* [Problem]:
Omit any picture, and return the remaining data exactly as written.

* [Information supplied]:

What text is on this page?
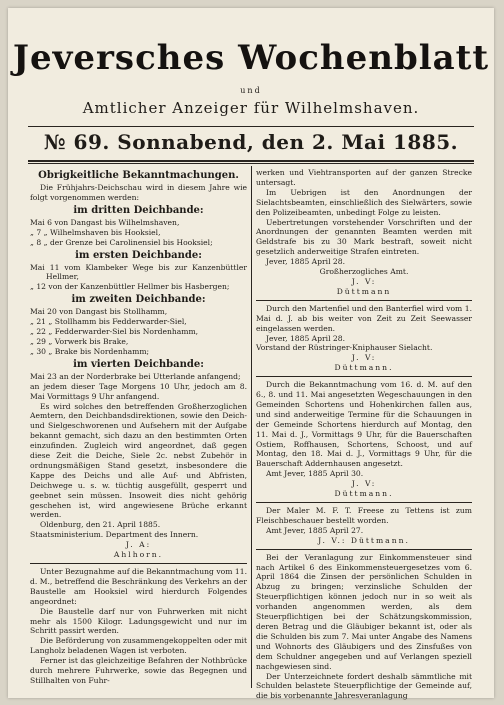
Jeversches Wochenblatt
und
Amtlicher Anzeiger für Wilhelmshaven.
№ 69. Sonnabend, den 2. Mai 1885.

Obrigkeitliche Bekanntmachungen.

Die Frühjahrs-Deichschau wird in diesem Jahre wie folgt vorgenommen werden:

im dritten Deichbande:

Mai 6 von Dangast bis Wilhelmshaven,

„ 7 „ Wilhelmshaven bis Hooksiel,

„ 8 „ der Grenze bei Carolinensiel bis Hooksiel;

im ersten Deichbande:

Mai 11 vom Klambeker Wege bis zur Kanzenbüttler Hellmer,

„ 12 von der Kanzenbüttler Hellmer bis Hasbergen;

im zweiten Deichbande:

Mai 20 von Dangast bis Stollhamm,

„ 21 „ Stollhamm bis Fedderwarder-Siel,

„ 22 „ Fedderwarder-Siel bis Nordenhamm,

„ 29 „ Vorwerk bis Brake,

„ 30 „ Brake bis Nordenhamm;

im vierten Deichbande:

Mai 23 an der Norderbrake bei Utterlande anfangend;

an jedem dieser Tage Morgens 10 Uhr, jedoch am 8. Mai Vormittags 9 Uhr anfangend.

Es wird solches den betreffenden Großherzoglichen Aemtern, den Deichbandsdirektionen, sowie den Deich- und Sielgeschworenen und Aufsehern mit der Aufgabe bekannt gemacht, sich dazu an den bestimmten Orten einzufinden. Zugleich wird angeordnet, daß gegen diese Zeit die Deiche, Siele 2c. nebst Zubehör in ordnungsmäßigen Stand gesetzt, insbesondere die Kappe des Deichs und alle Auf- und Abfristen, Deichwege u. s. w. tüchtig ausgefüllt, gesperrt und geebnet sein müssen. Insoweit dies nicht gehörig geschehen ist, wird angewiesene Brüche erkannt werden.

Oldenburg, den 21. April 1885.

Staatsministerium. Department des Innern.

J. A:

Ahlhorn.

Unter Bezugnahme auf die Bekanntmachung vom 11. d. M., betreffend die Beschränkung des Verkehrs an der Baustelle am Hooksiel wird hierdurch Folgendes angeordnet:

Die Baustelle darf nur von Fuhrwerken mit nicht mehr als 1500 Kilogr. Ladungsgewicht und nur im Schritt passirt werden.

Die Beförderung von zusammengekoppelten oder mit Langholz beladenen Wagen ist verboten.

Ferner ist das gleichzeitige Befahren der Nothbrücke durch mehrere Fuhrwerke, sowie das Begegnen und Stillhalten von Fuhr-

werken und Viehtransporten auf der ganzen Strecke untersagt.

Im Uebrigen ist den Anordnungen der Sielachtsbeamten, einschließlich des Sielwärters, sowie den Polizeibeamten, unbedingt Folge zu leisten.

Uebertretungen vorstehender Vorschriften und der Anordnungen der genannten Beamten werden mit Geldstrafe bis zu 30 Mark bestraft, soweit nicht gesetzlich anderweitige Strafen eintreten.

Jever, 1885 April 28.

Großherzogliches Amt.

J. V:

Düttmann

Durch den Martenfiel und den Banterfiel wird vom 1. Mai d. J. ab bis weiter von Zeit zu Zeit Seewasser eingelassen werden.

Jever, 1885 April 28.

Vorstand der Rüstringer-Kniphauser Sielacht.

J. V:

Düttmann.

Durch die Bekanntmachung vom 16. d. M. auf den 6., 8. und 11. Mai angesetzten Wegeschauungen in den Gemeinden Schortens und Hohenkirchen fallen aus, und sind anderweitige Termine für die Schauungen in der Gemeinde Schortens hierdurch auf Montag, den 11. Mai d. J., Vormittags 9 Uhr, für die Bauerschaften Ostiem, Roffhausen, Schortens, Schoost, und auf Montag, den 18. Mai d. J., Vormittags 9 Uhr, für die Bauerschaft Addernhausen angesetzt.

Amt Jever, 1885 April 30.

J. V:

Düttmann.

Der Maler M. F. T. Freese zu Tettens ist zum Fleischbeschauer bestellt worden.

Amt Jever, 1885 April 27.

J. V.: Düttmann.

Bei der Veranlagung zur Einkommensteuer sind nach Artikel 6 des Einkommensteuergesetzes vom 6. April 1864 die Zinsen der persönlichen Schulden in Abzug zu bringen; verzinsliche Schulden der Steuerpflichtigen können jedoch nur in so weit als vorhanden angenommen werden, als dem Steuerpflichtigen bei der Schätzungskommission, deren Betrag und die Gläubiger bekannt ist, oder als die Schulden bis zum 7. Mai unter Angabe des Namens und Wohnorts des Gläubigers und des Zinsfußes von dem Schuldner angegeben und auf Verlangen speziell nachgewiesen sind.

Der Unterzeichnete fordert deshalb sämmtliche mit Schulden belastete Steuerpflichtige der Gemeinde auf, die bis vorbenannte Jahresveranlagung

* [Result of this exercise]:
What text is on this page?
Jeversches Wochenblatt
und
Amtlicher Anzeiger für Wilhelmshaven.
№ 69. Sonnabend, den 2. Mai 1885.

Obrigkeitliche Bekanntmachungen.

Die Frühjahrs-Deichschau wird in diesem Jahre wie folgt vorgenommen werden:

im dritten Deichbande:

Mai 6 von Dangast bis Wilhelmshaven,

„ 7 „ Wilhelmshaven bis Hooksiel,

„ 8 „ der Grenze bei Carolinensiel bis Hooksiel;

im ersten Deichbande:

Mai 11 vom Klambeker Wege bis zur Kanzenbüttler Hellmer,

„ 12 von der Kanzenbüttler Hellmer bis Hasbergen;

im zweiten Deichbande:

Mai 20 von Dangast bis Stollhamm,

„ 21 „ Stollhamm bis Fedderwarder-Siel,

„ 22 „ Fedderwarder-Siel bis Nordenhamm,

„ 29 „ Vorwerk bis Brake,

„ 30 „ Brake bis Nordenhamm;

im vierten Deichbande:

Mai 23 an der Norderbrake bei Utterlande anfangend;

an jedem dieser Tage Morgens 10 Uhr, jedoch am 8. Mai Vormittags 9 Uhr anfangend.

Es wird solches den betreffenden Großherzoglichen Aemtern, den Deichbandsdirektionen, sowie den Deich- und Sielgeschworenen und Aufsehern mit der Aufgabe bekannt gemacht, sich dazu an den bestimmten Orten einzufinden. Zugleich wird angeordnet, daß gegen diese Zeit die Deiche, Siele 2c. nebst Zubehör in ordnungsmäßigen Stand gesetzt, insbesondere die Kappe des Deichs und alle Auf- und Abfristen, Deichwege u. s. w. tüchtig ausgefüllt, gesperrt und geebnet sein müssen. Insoweit dies nicht gehörig geschehen ist, wird angewiesene Brüche erkannt werden.

Oldenburg, den 21. April 1885.

Staatsministerium. Department des Innern.

J. A:

Ahlhorn.

Unter Bezugnahme auf die Bekanntmachung vom 11. d. M., betreffend die Beschränkung des Verkehrs an der Baustelle am Hooksiel wird hierdurch Folgendes angeordnet:

Die Baustelle darf nur von Fuhrwerken mit nicht mehr als 1500 Kilogr. Ladungsgewicht und nur im Schritt passirt werden.

Die Beförderung von zusammengekoppelten oder mit Langholz beladenen Wagen ist verboten.

Ferner ist das gleichzeitige Befahren der Nothbrücke durch mehrere Fuhrwerke, sowie das Begegnen und Stillhalten von Fuhr-

werken und Viehtransporten auf der ganzen Strecke untersagt.

Im Uebrigen ist den Anordnungen der Sielachtsbeamten, einschließlich des Sielwärters, sowie den Polizeibeamten, unbedingt Folge zu leisten.

Uebertretungen vorstehender Vorschriften und der Anordnungen der genannten Beamten werden mit Geldstrafe bis zu 30 Mark bestraft, soweit nicht gesetzlich anderweitige Strafen eintreten.

Jever, 1885 April 28.

Großherzogliches Amt.

J. V:

Düttmann

Durch den Martenfiel und den Banterfiel wird vom 1. Mai d. J. ab bis weiter von Zeit zu Zeit Seewasser eingelassen werden.

Jever, 1885 April 28.

Vorstand der Rüstringer-Kniphauser Sielacht.

J. V:

Düttmann.

Durch die Bekanntmachung vom 16. d. M. auf den 6., 8. und 11. Mai angesetzten Wegeschauungen in den Gemeinden Schortens und Hohenkirchen fallen aus, und sind anderweitige Termine für die Schauungen in der Gemeinde Schortens hierdurch auf Montag, den 11. Mai d. J., Vormittags 9 Uhr, für die Bauerschaften Ostiem, Roffhausen, Schortens, Schoost, und auf Montag, den 18. Mai d. J., Vormittags 9 Uhr, für die Bauerschaft Addernhausen angesetzt.

Amt Jever, 1885 April 30.

J. V:

Düttmann.

Der Maler M. F. T. Freese zu Tettens ist zum Fleischbeschauer bestellt worden.

Amt Jever, 1885 April 27.

J. V.: Düttmann.

Bei der Veranlagung zur Einkommensteuer sind nach Artikel 6 des Einkommensteuergesetzes vom 6. April 1864 die Zinsen der persönlichen Schulden in Abzug zu bringen; verzinsliche Schulden der Steuerpflichtigen können jedoch nur in so weit als vorhanden angenommen werden, als dem Steuerpflichtigen bei der Schätzungskommission, deren Betrag und die Gläubiger bekannt ist, oder als die Schulden bis zum 7. Mai unter Angabe des Namens und Wohnorts des Gläubigers und des Zinsfußes von dem Schuldner angegeben und auf Verlangen speziell nachgewiesen sind.

Der Unterzeichnete fordert deshalb sämmtliche mit Schulden belastete Steuerpflichtige der Gemeinde auf, die bis vorbenannte Jahresveranlagung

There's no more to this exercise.